**OBJECTIVES**
a. In the text on rent adjustments and the consumer price index, translate this sentence into German: "A specific point in time (month/year) is set as the base period and its index level is set at 100 points."
b. Return word for word the part of the text on rent adjustments and the consumer price index that runs from "The national consumer" up to and including "and much more.".

**TEXT PASSAGE**

◇ ◇ ◇ ◇ ◇

If these conditions are not met, the clause is void. An increase that has been formally communicated correctly (official form, justification) but is based on a void clause must still be contested within the specified period in order to become invalid.

 

 

The national index (CPI)

The national consumer price index (CPI) is Switzerland's official instrument for measuring inflation. It is calculated and published monthly by the Federal Statistical Office (FSO). The CPI is based on a so-called basket of goods, which contains a representative selection of goods and services consumed by private households in Switzerland. These include expenditure on food, housing, energy, transport, health, leisure and much more.

 

The development of the CPI is expressed as an index figure. A specific point in time (month/year) is set as the base period and its index level is set at 100 points. If the index rises to 105 points, for example, this means inflation of 5% compared with the base period. The FSO publishes the CPI on various bases (e.g. December 2020 = 100, December 2015 = 100, etc.). When calculating rent adjustments, it is crucial that the same index base is used for both the base index (at the time the contract was concluded or the last adjustment was made) and the new index value.

◇ ◇ ◇ ◇ ◇

**GIVEN MATERIAL**
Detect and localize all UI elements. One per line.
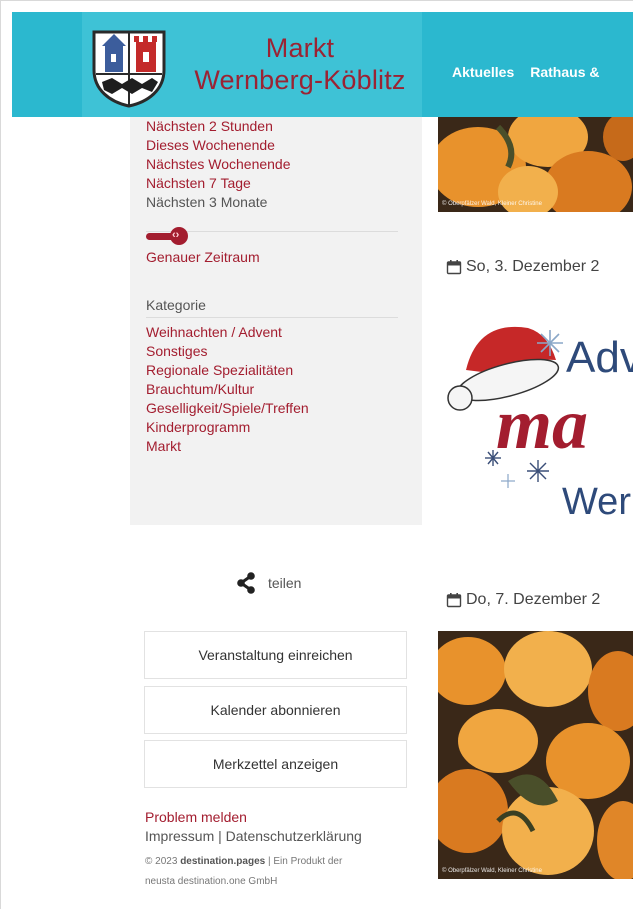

◇ ◇ ◇ ◇ ◇

**OUTPUTS**
a. Ein bestimmter Zeitpunkt (Monat/Jahr) wird als Basisperiode festgelegt, und ihr Indexstand wird auf 100 Punkte gesetzt.

b.
The national consumer price index (CPI) is Switzerland's official instrument for measuring inflation. It is calculated and published monthly by the Federal Statistical Office (FSO). The CPI is based on a so-called basket of goods, which contains a representative selection of goods and services consumed by private households in Switzerland. These include expenditure on food, housing, energy, transport, health, leisure and much more.